Data to use:

start

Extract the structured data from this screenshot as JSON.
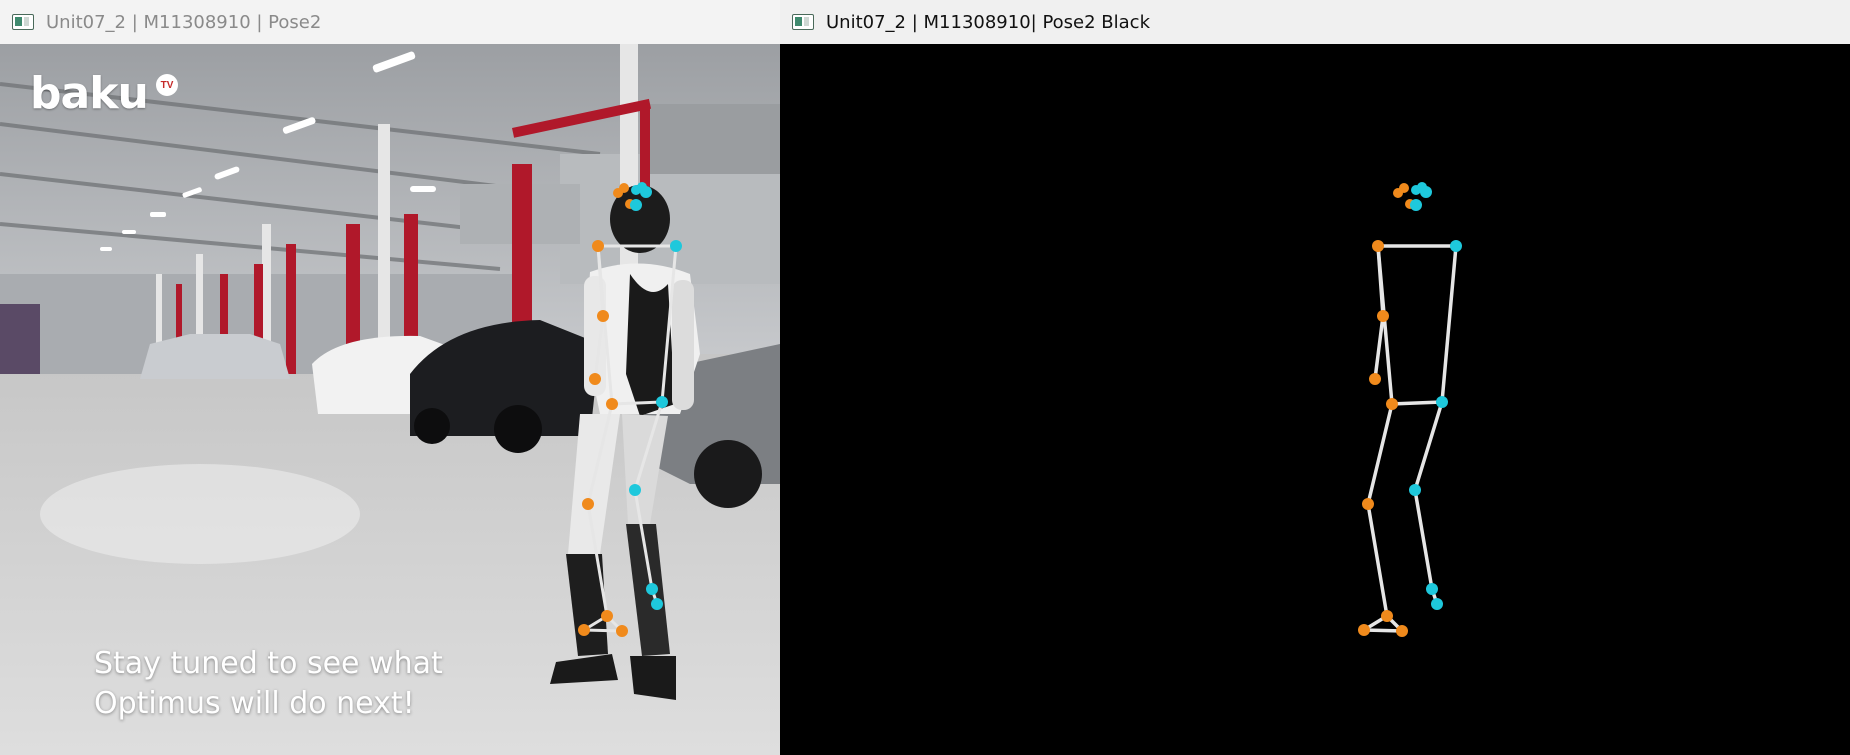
{
  "left_window": {
    "title": "Unit07_2 | M11308910 | Pose2",
    "watermark": "baku",
    "watermark_badge": "TV",
    "caption_line1": "Stay tuned to see what",
    "caption_line2": "Optimus will do next!"
  },
  "right_window": {
    "title": "Unit07_2 | M11308910| Pose2 Black"
  },
  "colors": {
    "left_side_joint": "#f08a1c",
    "right_side_joint": "#1ec8dc",
    "bone": "#e6e6e6",
    "overlay_bg": "#000000"
  },
  "icons": [
    "app-window-icon"
  ]
}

end

Job: Print all entries exactly. The images do not belong in the copy.

Solution to this exercise:
Extract the structured data from this screenshot as JSON.
{
  "left_window": {
    "title": "Unit07_2 | M11308910 | Pose2",
    "watermark": "baku",
    "watermark_badge": "TV",
    "caption_line1": "Stay tuned to see what",
    "caption_line2": "Optimus will do next!"
  },
  "right_window": {
    "title": "Unit07_2 | M11308910| Pose2 Black"
  },
  "colors": {
    "left_side_joint": "#f08a1c",
    "right_side_joint": "#1ec8dc",
    "bone": "#e6e6e6",
    "overlay_bg": "#000000"
  },
  "icons": [
    "app-window-icon"
  ]
}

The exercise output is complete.